→ Task instructions
Please rewrite the stretch of the records from the line containing "column-header-millions-5-line2: 2025 bbox=[1452, 543, 1512, 573]" through the line containing "adjusted-millions-value-6: 194.2 bbox=[1601, 921, 1668, 951]", substituting "box" for "bbox" wherever it occurs and keeping everything else unchanged.

→ Layout annotation data
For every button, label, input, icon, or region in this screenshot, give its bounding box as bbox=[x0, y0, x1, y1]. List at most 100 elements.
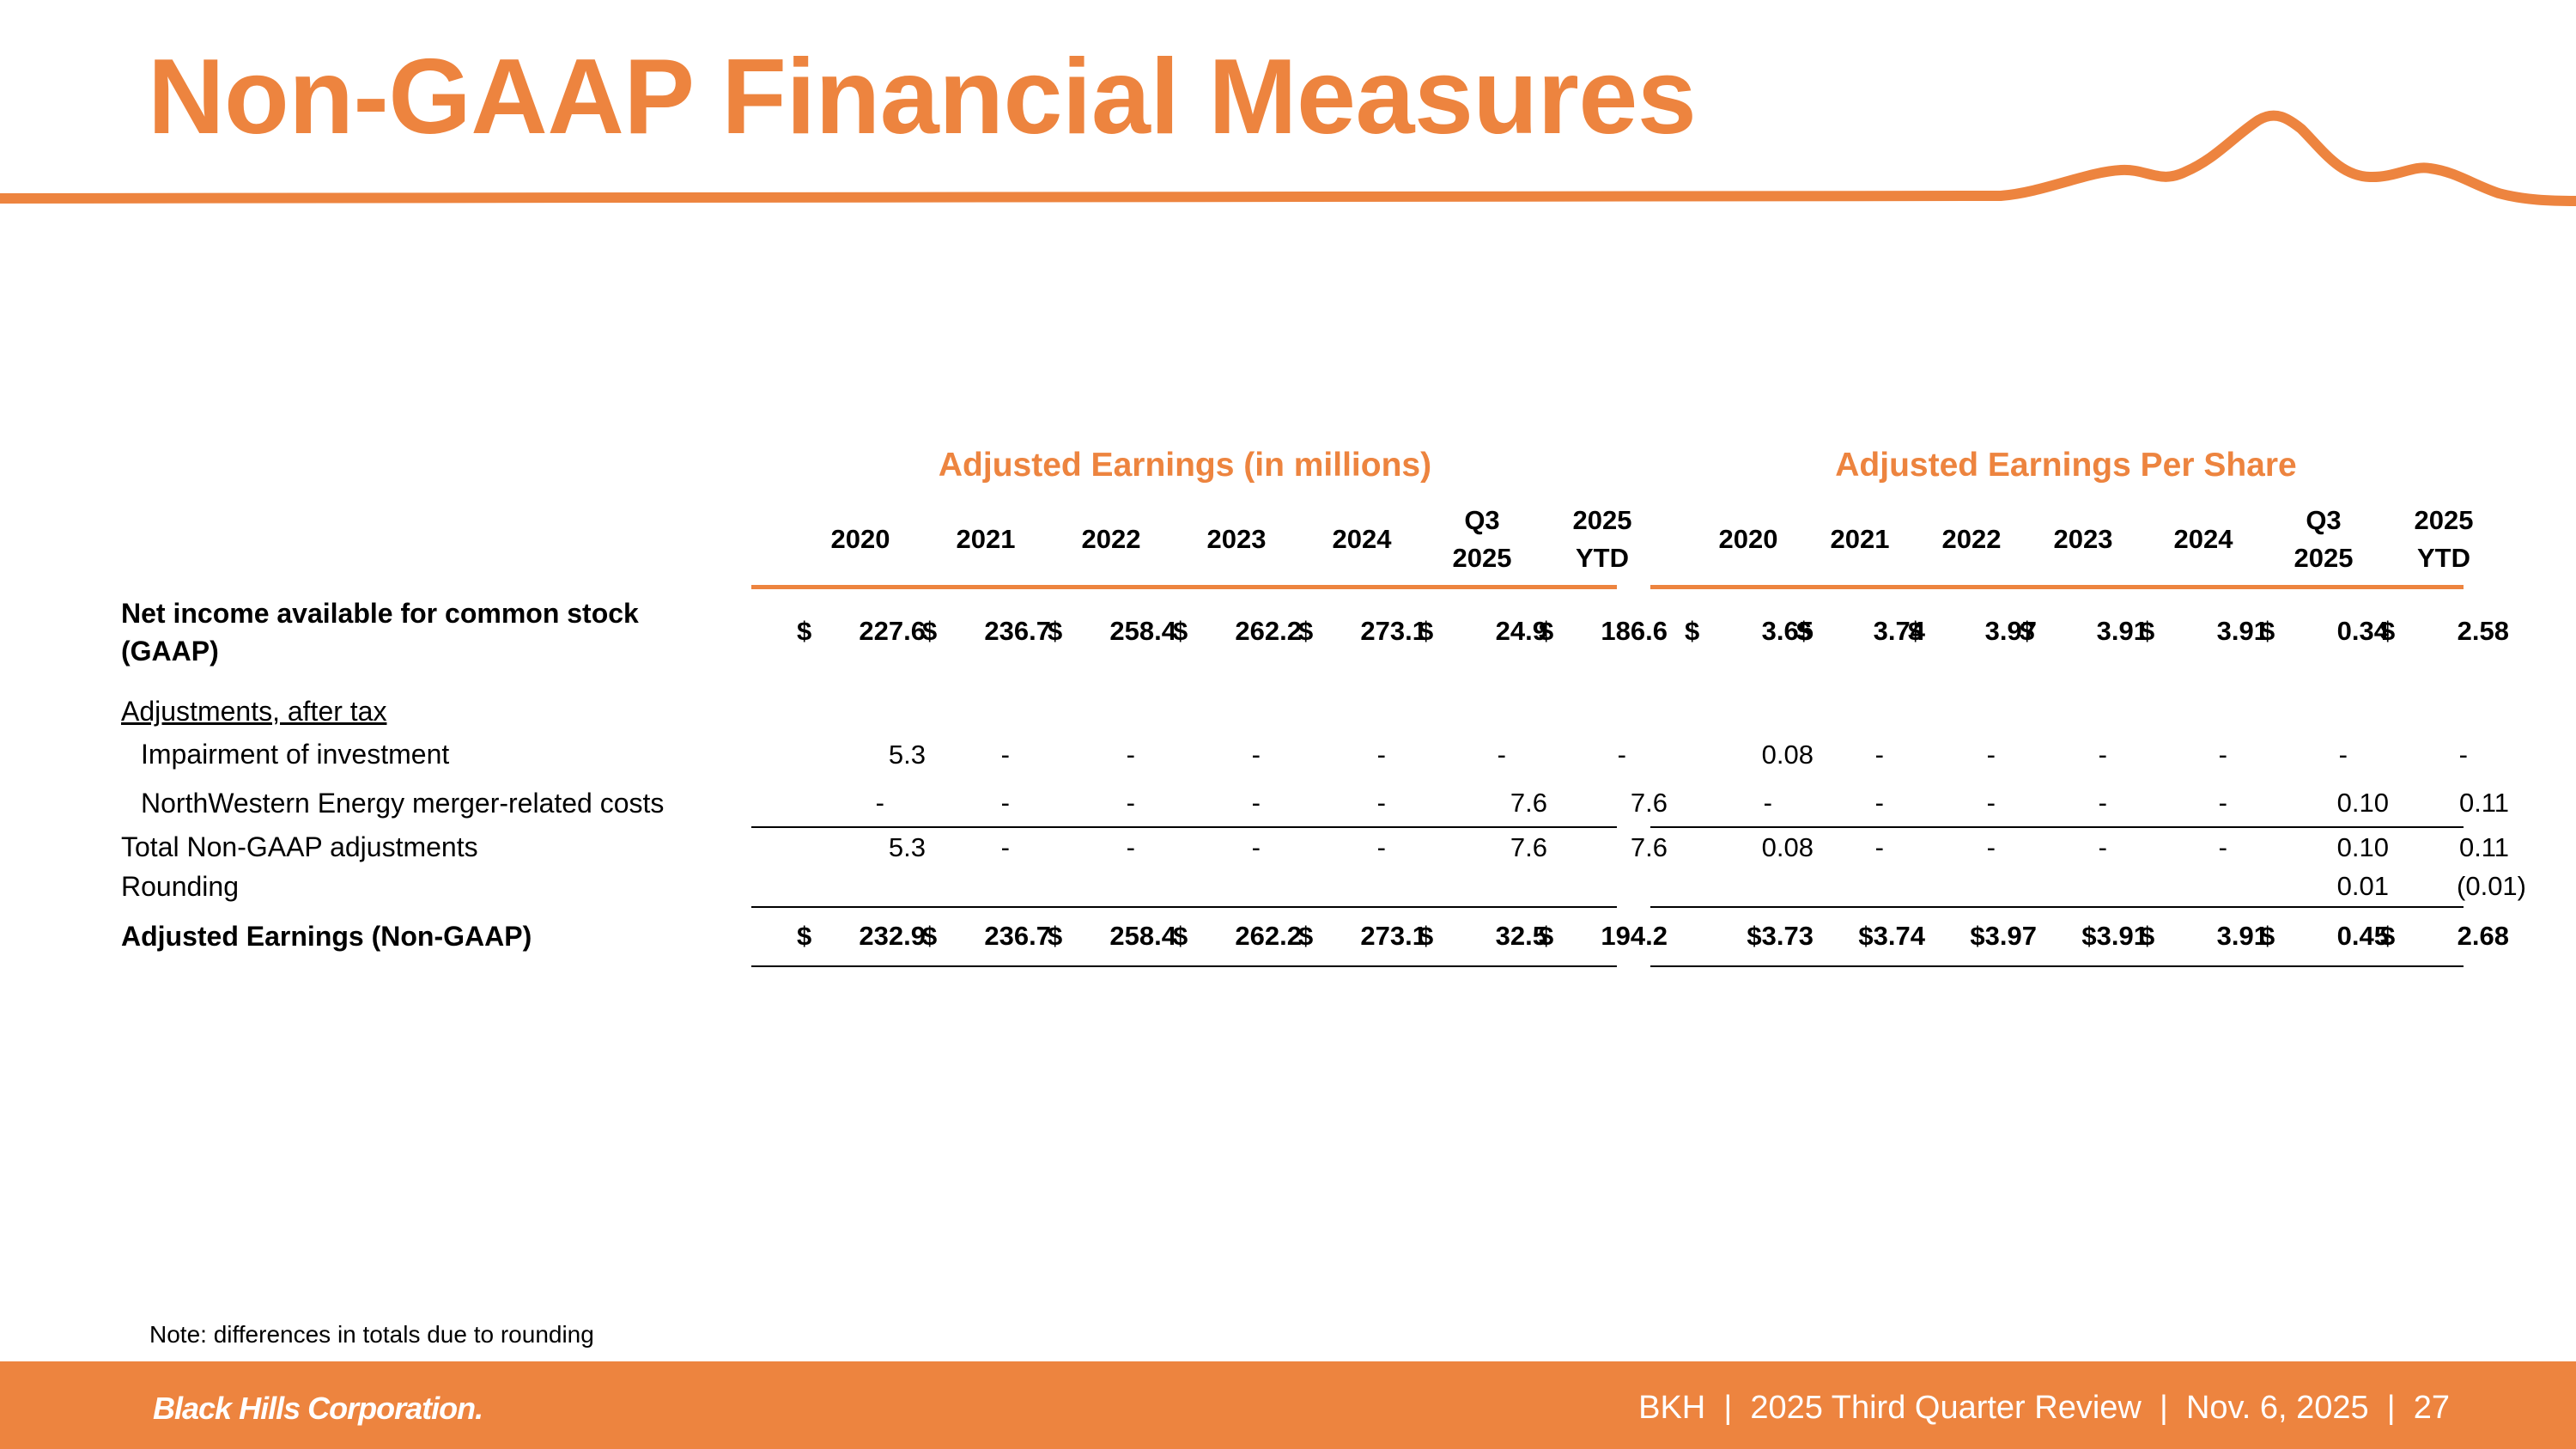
column-header-millions-5-line2: 2025 bbox=[1452, 543, 1512, 573]
total-eps-value-5: 0.10 bbox=[2336, 832, 2389, 862]
footnote: Note: differences in totals due to round… bbox=[149, 1321, 594, 1348]
column-header-millions-1: 2021 bbox=[956, 524, 1016, 554]
adjusted-millions-value-6: 194.2 bbox=[1601, 921, 1668, 951]
adjusted-millions-value-3: 262.2 bbox=[1235, 921, 1302, 951]
column-header-millions-4: 2024 bbox=[1332, 524, 1392, 554]
column-header-eps-1: 2021 bbox=[1830, 524, 1890, 554]
net_income-millions-value-3: 262.2 bbox=[1235, 616, 1302, 646]
rule-bottom-eps bbox=[1650, 965, 2464, 967]
column-header-millions-6-line1: 2025 bbox=[1572, 505, 1632, 535]
merger-eps-value-4: - bbox=[2218, 788, 2227, 818]
net_income-millions-value-5: 24.9 bbox=[1495, 616, 1547, 646]
net_income-millions-currency-6: $ bbox=[1539, 616, 1554, 646]
merger-millions-value-6: 7.6 bbox=[1630, 788, 1668, 818]
rounding-eps-ytd: (0.01) bbox=[2457, 871, 2526, 901]
adjusted-millions-currency-1: $ bbox=[922, 921, 938, 951]
net_income-millions-currency-3: $ bbox=[1173, 616, 1188, 646]
impairment-eps-value-2: - bbox=[1986, 740, 1996, 770]
adjusted-millions-value-5: 32.5 bbox=[1495, 921, 1547, 951]
mountain-line-divider bbox=[0, 110, 2576, 206]
adjusted-eps-value-1: $3.74 bbox=[1858, 921, 1925, 951]
net_income-eps-value-2: 3.97 bbox=[1984, 616, 2037, 646]
section-header-eps: Adjusted Earnings Per Share bbox=[1835, 447, 2297, 484]
merger-millions-value-1: - bbox=[1000, 788, 1010, 818]
total-millions-value-6: 7.6 bbox=[1630, 832, 1668, 862]
merger-eps-value-2: - bbox=[1986, 788, 1996, 818]
column-header-eps-3: 2023 bbox=[2053, 524, 2113, 554]
net_income-eps-currency-0: $ bbox=[1685, 616, 1700, 646]
rule-bottom-millions bbox=[751, 965, 1617, 967]
row-label-net-income: Net income available for common stock bbox=[121, 598, 639, 629]
total-eps-value-4: - bbox=[2218, 832, 2227, 862]
adjusted-millions-currency-4: $ bbox=[1298, 921, 1314, 951]
rule-above-total-millions bbox=[751, 826, 1617, 828]
header-rule-eps bbox=[1650, 585, 2464, 589]
net_income-millions-value-1: 236.7 bbox=[984, 616, 1051, 646]
impairment-eps-value-3: - bbox=[2098, 740, 2107, 770]
impairment-millions-value-2: - bbox=[1126, 740, 1135, 770]
column-header-millions-3: 2023 bbox=[1206, 524, 1267, 554]
column-header-eps-6-line2: YTD bbox=[2417, 543, 2470, 573]
impairment-eps-value-5: - bbox=[2338, 740, 2348, 770]
header-rule-millions bbox=[751, 585, 1617, 589]
net_income-millions-value-6: 186.6 bbox=[1601, 616, 1668, 646]
row-label-merger-costs: NorthWestern Energy merger-related costs bbox=[141, 788, 665, 819]
net_income-eps-value-0: 3.65 bbox=[1761, 616, 1814, 646]
total-millions-value-2: - bbox=[1126, 832, 1135, 862]
adjusted-millions-currency-5: $ bbox=[1419, 921, 1434, 951]
net_income-eps-value-3: 3.91 bbox=[2096, 616, 2148, 646]
column-header-millions-5-line1: Q3 bbox=[1464, 505, 1500, 535]
net_income-eps-currency-5: $ bbox=[2260, 616, 2275, 646]
adjusted-millions-currency-3: $ bbox=[1173, 921, 1188, 951]
adjusted-millions-value-0: 232.9 bbox=[859, 921, 926, 951]
adjusted-eps-value-2: $3.97 bbox=[1970, 921, 2037, 951]
footer-text: BKH | 2025 Third Quarter Review | Nov. 6… bbox=[1638, 1390, 2450, 1426]
total-millions-value-5: 7.6 bbox=[1510, 832, 1547, 862]
adjusted-eps-value-4: 3.91 bbox=[2216, 921, 2269, 951]
row-label-total-adjustments: Total Non-GAAP adjustments bbox=[121, 831, 478, 862]
total-eps-value-6: 0.11 bbox=[2458, 832, 2509, 862]
column-header-eps-4: 2024 bbox=[2173, 524, 2233, 554]
total-millions-value-1: - bbox=[1000, 832, 1010, 862]
adjusted-millions-value-2: 258.4 bbox=[1109, 921, 1176, 951]
net_income-millions-currency-0: $ bbox=[797, 616, 812, 646]
total-eps-value-2: - bbox=[1986, 832, 1996, 862]
impairment-eps-value-6: - bbox=[2458, 740, 2468, 770]
merger-eps-value-1: - bbox=[1874, 788, 1884, 818]
section-header-millions: Adjusted Earnings (in millions) bbox=[938, 447, 1432, 484]
net_income-millions-currency-2: $ bbox=[1048, 616, 1063, 646]
merger-millions-value-4: - bbox=[1376, 788, 1386, 818]
column-header-eps-5-line1: Q3 bbox=[2306, 505, 2342, 535]
net_income-millions-value-4: 273.1 bbox=[1360, 616, 1427, 646]
total-eps-value-0: 0.08 bbox=[1761, 832, 1814, 862]
net_income-eps-value-1: 3.74 bbox=[1873, 616, 1925, 646]
column-header-millions-0: 2020 bbox=[830, 524, 890, 554]
total-millions-value-4: - bbox=[1376, 832, 1386, 862]
impairment-millions-value-1: - bbox=[1000, 740, 1010, 770]
impairment-millions-value-6: - bbox=[1617, 740, 1626, 770]
impairment-eps-value-1: - bbox=[1874, 740, 1884, 770]
column-header-eps-0: 2020 bbox=[1718, 524, 1778, 554]
adjusted-millions-value-1: 236.7 bbox=[984, 921, 1051, 951]
merger-eps-value-3: - bbox=[2098, 788, 2107, 818]
net_income-millions-value-0: 227.6 bbox=[859, 616, 926, 646]
net_income-eps-value-6: 2.58 bbox=[2457, 616, 2509, 646]
net_income-millions-value-2: 258.4 bbox=[1109, 616, 1176, 646]
adjusted-eps-currency-5: $ bbox=[2260, 921, 2275, 951]
net_income-millions-currency-5: $ bbox=[1419, 616, 1434, 646]
rule-above-adjusted-millions bbox=[751, 906, 1617, 908]
net_income-eps-value-4: 3.91 bbox=[2216, 616, 2269, 646]
column-header-eps-2: 2022 bbox=[1941, 524, 2002, 554]
net_income-eps-currency-4: $ bbox=[2140, 616, 2155, 646]
page-title: Non-GAAP Financial Measures bbox=[148, 38, 1697, 156]
net_income-millions-currency-4: $ bbox=[1298, 616, 1314, 646]
column-header-millions-2: 2022 bbox=[1081, 524, 1141, 554]
impairment-millions-value-5: - bbox=[1497, 740, 1506, 770]
company-logo: Black Hills Corporation. bbox=[153, 1391, 483, 1426]
column-header-millions-6-line2: YTD bbox=[1576, 543, 1629, 573]
rule-above-total-eps bbox=[1650, 826, 2464, 828]
row-label-impairment: Impairment of investment bbox=[141, 739, 450, 770]
impairment-millions-value-4: - bbox=[1376, 740, 1386, 770]
net_income-eps-value-5: 0.34 bbox=[2336, 616, 2389, 646]
merger-millions-value-2: - bbox=[1126, 788, 1135, 818]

→ Complete output
column-header-millions-5-line2: 2025 box=[1452, 543, 1512, 573]
total-eps-value-5: 0.10 box=[2336, 832, 2389, 862]
footnote: Note: differences in totals due to round… box=[149, 1321, 594, 1348]
column-header-millions-1: 2021 box=[956, 524, 1016, 554]
adjusted-millions-value-6: 194.2 box=[1601, 921, 1668, 951]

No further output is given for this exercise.